(Stored dataset items)
● ● ● ● ●
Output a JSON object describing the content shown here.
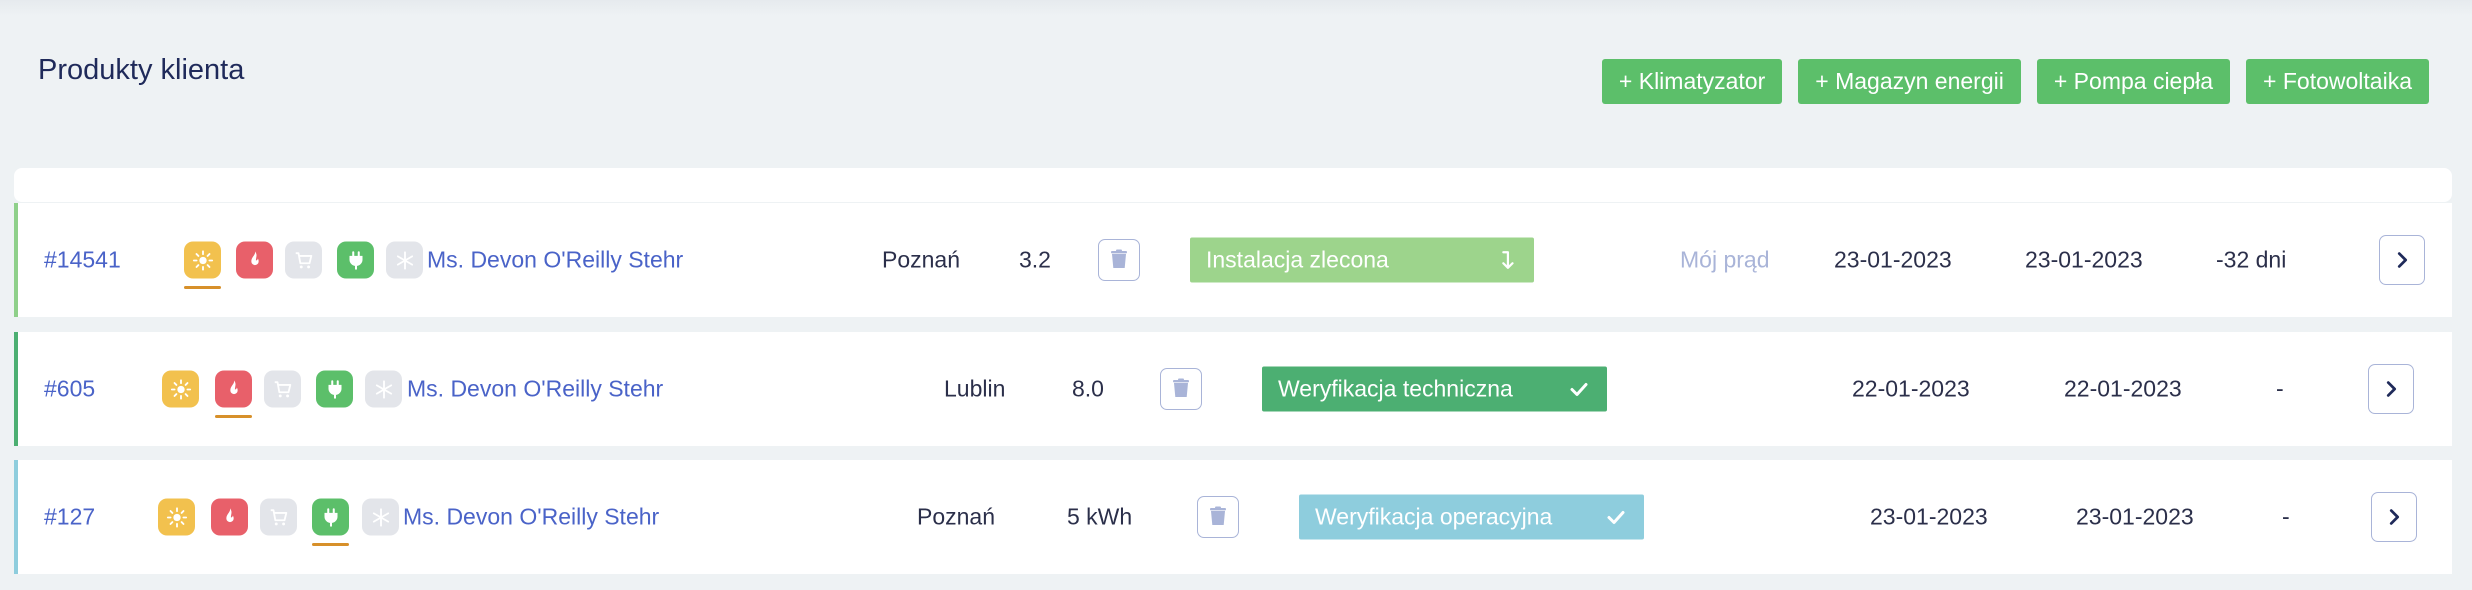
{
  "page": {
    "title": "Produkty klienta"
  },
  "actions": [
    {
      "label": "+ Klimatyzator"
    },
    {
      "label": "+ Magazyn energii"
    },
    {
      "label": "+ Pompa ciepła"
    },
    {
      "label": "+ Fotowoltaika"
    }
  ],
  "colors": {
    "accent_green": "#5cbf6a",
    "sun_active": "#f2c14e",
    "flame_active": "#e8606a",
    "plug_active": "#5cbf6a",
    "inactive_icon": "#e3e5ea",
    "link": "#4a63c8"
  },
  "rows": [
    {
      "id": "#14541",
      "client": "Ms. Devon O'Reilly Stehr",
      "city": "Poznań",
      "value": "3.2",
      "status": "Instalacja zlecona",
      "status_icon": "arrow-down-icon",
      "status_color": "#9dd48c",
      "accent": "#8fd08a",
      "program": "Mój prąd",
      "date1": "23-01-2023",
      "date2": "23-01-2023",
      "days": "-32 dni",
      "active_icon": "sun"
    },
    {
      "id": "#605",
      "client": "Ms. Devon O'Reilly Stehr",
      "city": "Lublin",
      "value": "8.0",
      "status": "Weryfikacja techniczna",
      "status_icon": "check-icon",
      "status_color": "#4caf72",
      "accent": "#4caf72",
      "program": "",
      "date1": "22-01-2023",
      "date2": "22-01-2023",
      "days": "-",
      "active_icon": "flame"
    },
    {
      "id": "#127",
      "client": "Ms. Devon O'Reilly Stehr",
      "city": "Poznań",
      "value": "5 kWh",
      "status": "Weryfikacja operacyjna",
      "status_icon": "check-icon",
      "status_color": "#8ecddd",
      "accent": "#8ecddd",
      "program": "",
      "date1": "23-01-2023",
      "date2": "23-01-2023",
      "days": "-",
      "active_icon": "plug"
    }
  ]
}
● ● ● ● ●
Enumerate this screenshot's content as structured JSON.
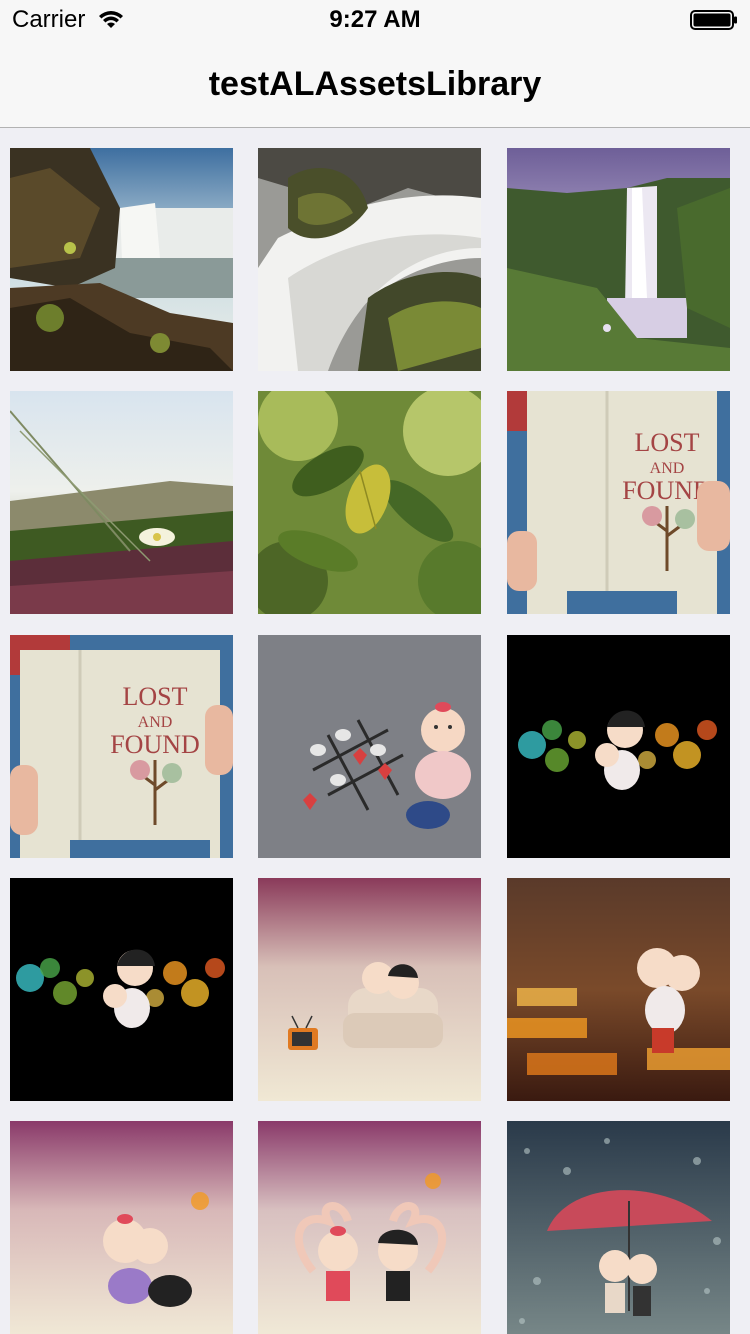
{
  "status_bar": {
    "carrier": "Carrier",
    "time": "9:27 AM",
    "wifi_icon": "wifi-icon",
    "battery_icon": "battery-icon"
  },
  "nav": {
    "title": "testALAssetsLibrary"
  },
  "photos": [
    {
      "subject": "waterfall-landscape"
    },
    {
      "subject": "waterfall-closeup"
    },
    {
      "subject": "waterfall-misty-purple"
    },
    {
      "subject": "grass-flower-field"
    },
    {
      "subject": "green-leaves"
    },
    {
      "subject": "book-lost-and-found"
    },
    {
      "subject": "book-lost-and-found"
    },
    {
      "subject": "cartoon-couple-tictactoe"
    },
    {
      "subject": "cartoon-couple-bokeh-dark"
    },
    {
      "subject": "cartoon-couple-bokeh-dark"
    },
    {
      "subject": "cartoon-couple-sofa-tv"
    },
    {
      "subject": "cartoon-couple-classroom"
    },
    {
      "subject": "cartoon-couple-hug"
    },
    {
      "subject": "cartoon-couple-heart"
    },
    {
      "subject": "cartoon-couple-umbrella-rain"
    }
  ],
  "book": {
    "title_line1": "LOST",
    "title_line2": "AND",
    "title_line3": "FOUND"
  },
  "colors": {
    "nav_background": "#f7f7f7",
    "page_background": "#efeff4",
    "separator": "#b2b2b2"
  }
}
● ● ● ● ●
Determine how many lines in the records contain "cartoon", and reply with the number only.

8